EXERCISE DIRECTIONS:
Copy each line where the word "spending" occurs.

GIVEN RECORDS:
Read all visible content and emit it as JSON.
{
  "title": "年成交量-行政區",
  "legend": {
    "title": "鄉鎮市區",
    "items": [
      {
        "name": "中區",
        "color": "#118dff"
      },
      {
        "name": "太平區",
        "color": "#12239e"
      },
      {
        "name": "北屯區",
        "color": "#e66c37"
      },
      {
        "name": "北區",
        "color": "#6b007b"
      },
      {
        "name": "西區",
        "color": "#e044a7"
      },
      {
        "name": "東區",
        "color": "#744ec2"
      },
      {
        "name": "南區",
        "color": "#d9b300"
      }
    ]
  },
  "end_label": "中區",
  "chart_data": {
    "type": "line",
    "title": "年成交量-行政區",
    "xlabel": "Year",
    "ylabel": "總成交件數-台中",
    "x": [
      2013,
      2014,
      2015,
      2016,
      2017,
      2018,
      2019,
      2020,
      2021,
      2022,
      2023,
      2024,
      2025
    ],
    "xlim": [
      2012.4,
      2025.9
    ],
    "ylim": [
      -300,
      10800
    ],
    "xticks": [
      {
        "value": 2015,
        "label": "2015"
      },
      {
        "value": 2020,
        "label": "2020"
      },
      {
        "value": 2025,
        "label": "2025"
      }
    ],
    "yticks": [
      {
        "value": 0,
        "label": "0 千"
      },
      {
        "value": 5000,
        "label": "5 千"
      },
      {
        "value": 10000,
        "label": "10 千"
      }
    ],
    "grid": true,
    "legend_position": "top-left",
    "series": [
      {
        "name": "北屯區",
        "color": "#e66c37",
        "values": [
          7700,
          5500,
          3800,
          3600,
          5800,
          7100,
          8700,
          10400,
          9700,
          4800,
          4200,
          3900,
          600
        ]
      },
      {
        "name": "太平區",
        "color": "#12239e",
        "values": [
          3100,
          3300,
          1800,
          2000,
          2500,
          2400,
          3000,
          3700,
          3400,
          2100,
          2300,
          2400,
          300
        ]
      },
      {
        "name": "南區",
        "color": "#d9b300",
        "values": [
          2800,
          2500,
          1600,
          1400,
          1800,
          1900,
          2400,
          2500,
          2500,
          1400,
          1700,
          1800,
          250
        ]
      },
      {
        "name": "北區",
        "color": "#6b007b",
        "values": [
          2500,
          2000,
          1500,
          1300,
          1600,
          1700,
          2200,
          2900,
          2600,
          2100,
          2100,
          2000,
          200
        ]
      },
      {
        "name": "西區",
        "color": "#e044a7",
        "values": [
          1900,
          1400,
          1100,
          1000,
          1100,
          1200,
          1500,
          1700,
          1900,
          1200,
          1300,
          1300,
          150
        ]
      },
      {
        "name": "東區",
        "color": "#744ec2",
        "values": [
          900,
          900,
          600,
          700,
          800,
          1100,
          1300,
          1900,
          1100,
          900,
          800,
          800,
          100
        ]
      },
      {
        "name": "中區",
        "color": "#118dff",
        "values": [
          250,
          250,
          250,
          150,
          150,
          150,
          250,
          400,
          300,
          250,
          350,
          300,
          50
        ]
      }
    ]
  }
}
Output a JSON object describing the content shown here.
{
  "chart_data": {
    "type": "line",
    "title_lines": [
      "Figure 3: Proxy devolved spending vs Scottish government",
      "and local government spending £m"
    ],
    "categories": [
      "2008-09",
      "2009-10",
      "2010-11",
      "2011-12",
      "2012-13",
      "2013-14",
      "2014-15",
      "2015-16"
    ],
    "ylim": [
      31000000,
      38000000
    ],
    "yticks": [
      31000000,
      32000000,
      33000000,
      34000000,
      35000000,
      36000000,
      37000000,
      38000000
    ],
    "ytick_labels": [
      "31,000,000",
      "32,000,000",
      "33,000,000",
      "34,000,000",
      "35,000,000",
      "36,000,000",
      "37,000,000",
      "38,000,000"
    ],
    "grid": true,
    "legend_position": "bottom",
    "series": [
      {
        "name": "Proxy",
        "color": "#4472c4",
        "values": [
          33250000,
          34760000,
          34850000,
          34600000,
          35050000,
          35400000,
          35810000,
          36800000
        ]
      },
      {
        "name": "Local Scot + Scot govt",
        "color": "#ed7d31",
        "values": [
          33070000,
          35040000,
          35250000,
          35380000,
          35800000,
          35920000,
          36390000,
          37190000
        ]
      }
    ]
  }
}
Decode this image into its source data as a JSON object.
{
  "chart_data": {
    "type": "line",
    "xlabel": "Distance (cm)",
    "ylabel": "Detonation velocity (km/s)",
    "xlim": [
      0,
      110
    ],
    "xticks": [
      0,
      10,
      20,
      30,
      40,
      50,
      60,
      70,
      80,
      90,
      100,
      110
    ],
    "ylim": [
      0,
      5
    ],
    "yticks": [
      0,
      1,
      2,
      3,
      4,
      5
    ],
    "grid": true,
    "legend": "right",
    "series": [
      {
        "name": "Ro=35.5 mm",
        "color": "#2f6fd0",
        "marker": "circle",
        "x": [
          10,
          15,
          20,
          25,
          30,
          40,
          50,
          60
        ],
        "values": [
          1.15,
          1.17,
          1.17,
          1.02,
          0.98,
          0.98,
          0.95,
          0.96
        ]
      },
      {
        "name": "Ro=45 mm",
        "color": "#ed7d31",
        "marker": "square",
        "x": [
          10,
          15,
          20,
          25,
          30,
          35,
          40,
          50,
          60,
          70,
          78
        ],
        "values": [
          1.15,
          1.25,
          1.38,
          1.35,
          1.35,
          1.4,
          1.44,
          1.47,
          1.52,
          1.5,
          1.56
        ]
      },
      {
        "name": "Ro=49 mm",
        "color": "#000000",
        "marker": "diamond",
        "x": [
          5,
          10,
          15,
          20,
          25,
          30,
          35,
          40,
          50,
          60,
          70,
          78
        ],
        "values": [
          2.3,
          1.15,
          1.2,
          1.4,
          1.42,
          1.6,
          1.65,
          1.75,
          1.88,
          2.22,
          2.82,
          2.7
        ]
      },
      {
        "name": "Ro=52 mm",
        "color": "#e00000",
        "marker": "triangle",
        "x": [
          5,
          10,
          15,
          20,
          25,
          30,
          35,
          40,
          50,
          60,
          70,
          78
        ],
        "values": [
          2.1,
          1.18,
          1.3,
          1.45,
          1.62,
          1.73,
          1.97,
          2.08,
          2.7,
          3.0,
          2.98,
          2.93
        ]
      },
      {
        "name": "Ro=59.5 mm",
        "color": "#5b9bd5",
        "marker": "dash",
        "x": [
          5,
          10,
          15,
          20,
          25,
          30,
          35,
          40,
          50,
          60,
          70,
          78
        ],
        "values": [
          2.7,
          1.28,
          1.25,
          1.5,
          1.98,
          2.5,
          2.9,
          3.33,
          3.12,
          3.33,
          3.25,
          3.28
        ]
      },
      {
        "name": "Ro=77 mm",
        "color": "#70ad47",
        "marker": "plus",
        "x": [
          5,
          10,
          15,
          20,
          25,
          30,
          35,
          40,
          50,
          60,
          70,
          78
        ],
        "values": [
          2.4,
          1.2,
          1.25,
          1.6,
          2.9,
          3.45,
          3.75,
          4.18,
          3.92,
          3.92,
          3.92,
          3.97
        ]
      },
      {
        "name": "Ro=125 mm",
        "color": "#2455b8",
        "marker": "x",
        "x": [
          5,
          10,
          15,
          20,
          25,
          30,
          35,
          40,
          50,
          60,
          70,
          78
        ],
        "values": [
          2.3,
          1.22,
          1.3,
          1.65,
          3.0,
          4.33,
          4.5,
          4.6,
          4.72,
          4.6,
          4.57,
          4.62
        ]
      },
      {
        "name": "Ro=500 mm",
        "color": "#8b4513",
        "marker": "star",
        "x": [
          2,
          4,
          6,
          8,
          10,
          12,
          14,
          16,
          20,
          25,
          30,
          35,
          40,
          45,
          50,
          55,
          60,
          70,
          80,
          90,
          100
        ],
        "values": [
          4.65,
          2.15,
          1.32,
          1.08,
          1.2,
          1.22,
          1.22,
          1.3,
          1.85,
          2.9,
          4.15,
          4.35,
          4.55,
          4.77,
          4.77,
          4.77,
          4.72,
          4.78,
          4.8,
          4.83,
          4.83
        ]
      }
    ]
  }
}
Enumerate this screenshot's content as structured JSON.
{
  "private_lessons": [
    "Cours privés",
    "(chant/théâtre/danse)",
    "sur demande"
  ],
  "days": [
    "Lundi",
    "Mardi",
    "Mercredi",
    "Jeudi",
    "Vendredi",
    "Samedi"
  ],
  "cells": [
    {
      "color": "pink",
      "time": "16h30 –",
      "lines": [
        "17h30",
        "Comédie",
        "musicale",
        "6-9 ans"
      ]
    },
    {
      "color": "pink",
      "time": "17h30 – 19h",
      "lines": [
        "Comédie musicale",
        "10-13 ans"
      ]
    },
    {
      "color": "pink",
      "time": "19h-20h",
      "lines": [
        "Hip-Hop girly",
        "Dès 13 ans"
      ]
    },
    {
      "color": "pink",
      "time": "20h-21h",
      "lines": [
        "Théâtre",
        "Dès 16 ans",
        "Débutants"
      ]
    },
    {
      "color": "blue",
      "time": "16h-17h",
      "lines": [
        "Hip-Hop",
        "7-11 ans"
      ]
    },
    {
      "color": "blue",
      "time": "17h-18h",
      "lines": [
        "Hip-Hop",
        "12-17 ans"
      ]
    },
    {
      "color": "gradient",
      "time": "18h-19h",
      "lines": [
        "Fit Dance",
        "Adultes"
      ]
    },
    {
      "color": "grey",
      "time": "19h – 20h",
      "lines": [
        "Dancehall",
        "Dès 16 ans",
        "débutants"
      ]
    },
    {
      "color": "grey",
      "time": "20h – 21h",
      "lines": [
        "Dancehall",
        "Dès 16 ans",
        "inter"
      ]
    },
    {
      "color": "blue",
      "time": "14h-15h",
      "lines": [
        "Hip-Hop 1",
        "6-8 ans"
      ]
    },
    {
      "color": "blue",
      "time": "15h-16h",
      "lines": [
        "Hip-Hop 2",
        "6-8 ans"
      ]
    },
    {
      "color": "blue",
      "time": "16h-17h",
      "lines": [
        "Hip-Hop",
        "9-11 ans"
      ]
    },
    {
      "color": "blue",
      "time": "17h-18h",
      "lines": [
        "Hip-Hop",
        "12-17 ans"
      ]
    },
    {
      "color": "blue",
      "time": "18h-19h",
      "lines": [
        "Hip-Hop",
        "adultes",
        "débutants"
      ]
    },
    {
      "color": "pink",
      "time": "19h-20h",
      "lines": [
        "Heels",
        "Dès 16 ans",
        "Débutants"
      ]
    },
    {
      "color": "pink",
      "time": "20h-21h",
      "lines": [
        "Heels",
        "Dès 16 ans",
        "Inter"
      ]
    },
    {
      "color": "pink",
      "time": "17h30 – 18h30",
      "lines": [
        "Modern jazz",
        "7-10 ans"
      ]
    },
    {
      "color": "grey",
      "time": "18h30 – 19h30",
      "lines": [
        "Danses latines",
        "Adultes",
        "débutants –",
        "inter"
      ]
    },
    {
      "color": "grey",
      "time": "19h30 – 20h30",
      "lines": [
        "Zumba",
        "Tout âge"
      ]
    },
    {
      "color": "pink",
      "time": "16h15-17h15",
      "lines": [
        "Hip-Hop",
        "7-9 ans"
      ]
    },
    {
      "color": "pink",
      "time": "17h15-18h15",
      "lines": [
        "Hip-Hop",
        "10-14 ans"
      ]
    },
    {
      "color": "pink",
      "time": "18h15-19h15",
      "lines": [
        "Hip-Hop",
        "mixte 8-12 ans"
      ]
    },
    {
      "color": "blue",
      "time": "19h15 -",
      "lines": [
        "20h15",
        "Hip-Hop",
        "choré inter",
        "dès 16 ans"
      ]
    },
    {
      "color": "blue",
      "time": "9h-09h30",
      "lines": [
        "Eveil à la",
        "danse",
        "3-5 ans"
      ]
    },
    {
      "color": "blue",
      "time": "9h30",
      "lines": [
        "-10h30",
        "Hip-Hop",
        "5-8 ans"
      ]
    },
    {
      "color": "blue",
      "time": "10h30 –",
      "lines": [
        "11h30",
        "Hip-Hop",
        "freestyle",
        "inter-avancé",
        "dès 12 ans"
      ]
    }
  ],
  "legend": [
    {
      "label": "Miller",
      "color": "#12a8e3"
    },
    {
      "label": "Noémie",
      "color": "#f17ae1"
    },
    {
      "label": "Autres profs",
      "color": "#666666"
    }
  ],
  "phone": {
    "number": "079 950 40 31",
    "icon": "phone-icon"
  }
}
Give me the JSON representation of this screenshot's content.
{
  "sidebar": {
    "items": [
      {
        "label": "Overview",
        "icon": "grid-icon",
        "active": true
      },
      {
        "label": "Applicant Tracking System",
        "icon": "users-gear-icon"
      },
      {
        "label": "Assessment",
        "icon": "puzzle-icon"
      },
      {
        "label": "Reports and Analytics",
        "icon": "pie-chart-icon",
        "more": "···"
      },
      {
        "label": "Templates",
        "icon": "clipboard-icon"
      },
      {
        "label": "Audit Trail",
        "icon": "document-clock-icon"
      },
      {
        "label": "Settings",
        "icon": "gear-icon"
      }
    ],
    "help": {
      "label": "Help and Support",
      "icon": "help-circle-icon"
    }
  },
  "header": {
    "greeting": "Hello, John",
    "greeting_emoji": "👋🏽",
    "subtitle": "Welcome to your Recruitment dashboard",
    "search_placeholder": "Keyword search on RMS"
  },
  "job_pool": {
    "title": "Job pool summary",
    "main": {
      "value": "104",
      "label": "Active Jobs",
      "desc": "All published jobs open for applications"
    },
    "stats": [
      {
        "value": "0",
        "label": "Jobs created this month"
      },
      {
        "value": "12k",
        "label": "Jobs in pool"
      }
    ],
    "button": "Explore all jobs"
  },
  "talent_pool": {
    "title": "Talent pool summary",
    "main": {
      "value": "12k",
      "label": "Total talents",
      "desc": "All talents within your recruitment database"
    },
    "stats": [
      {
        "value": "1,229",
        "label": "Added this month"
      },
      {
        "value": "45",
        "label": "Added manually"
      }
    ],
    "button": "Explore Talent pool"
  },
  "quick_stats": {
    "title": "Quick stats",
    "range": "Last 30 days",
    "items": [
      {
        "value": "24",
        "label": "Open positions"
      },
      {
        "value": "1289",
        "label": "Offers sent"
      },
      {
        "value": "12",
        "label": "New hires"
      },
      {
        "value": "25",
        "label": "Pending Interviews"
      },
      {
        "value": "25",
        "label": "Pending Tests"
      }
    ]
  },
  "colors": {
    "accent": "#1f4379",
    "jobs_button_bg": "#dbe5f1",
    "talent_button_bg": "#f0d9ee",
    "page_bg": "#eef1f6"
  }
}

RESPONSE FOR THIS EXERCISE:
      "Figure 3: Proxy devolved spending vs Scottish government",
      "and local government spending £m"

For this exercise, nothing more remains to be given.